What you should do:
Write out every entry exactly as it appears.
## Begin Data section
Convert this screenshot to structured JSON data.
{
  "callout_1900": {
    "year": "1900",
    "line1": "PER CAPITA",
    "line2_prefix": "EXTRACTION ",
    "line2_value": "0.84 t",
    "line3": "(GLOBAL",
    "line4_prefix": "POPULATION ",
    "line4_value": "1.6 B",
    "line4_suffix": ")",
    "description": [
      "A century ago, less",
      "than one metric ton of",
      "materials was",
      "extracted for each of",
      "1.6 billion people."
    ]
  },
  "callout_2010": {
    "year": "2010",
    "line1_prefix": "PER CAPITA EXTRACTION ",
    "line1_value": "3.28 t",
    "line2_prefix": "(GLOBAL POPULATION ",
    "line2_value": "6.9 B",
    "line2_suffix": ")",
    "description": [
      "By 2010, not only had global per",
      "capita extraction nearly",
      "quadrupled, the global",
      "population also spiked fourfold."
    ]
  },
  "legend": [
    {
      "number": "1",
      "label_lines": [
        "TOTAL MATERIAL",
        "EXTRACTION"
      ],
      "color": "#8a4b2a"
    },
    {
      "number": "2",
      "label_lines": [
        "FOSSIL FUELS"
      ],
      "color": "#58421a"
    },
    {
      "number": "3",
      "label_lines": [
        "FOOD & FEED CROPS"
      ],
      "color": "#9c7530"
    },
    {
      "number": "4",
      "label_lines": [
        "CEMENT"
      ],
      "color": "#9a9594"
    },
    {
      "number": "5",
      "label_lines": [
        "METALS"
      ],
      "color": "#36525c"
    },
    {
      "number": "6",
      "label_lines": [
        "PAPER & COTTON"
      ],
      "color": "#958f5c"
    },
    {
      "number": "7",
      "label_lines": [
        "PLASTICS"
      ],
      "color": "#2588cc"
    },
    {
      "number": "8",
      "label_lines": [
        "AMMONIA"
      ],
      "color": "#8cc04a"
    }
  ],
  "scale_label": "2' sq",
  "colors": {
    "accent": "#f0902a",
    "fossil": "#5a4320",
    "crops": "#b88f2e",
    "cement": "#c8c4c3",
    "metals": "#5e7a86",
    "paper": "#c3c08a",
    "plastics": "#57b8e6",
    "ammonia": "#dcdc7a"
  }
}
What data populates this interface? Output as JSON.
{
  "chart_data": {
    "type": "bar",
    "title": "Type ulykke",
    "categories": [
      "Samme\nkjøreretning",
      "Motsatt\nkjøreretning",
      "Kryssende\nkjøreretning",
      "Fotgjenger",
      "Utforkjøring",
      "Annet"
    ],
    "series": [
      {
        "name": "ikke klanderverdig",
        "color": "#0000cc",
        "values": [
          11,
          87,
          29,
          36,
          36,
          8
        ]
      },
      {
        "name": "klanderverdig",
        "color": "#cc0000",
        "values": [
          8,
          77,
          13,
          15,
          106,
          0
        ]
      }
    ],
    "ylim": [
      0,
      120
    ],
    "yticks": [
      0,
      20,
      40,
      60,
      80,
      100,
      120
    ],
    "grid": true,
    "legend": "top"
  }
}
## End Data section
Exercise output:
Convert this screenshot to structured JSON data.
{
  "callout_1900": {
    "year": "1900",
    "line1": "PER CAPITA",
    "line2_prefix": "EXTRACTION ",
    "line2_value": "0.84 t",
    "line3": "(GLOBAL",
    "line4_prefix": "POPULATION ",
    "line4_value": "1.6 B",
    "line4_suffix": ")",
    "description": [
      "A century ago, less",
      "than one metric ton of",
      "materials was",
      "extracted for each of",
      "1.6 billion people."
    ]
  },
  "callout_2010": {
    "year": "2010",
    "line1_prefix": "PER CAPITA EXTRACTION ",
    "line1_value": "3.28 t",
    "line2_prefix": "(GLOBAL POPULATION ",
    "line2_value": "6.9 B",
    "line2_suffix": ")",
    "description": [
      "By 2010, not only had global per",
      "capita extraction nearly",
      "quadrupled, the global",
      "population also spiked fourfold."
    ]
  },
  "legend": [
    {
      "number": "1",
      "label_lines": [
        "TOTAL MATERIAL",
        "EXTRACTION"
      ],
      "color": "#8a4b2a"
    },
    {
      "number": "2",
      "label_lines": [
        "FOSSIL FUELS"
      ],
      "color": "#58421a"
    },
    {
      "number": "3",
      "label_lines": [
        "FOOD & FEED CROPS"
      ],
      "color": "#9c7530"
    },
    {
      "number": "4",
      "label_lines": [
        "CEMENT"
      ],
      "color": "#9a9594"
    },
    {
      "number": "5",
      "label_lines": [
        "METALS"
      ],
      "color": "#36525c"
    },
    {
      "number": "6",
      "label_lines": [
        "PAPER & COTTON"
      ],
      "color": "#958f5c"
    },
    {
      "number": "7",
      "label_lines": [
        "PLASTICS"
      ],
      "color": "#2588cc"
    },
    {
      "number": "8",
      "label_lines": [
        "AMMONIA"
      ],
      "color": "#8cc04a"
    }
  ],
  "scale_label": "2' sq",
  "colors": {
    "accent": "#f0902a",
    "fossil": "#5a4320",
    "crops": "#b88f2e",
    "cement": "#c8c4c3",
    "metals": "#5e7a86",
    "paper": "#c3c08a",
    "plastics": "#57b8e6",
    "ammonia": "#dcdc7a"
  }
}
What data populates this interface? Output as JSON.
{
  "chart_data": {
    "type": "bar",
    "title": "Type ulykke",
    "categories": [
      "Samme\nkjøreretning",
      "Motsatt\nkjøreretning",
      "Kryssende\nkjøreretning",
      "Fotgjenger",
      "Utforkjøring",
      "Annet"
    ],
    "series": [
      {
        "name": "ikke klanderverdig",
        "color": "#0000cc",
        "values": [
          11,
          87,
          29,
          36,
          36,
          8
        ]
      },
      {
        "name": "klanderverdig",
        "color": "#cc0000",
        "values": [
          8,
          77,
          13,
          15,
          106,
          0
        ]
      }
    ],
    "ylim": [
      0,
      120
    ],
    "yticks": [
      0,
      20,
      40,
      60,
      80,
      100,
      120
    ],
    "grid": true,
    "legend": "top"
  }
}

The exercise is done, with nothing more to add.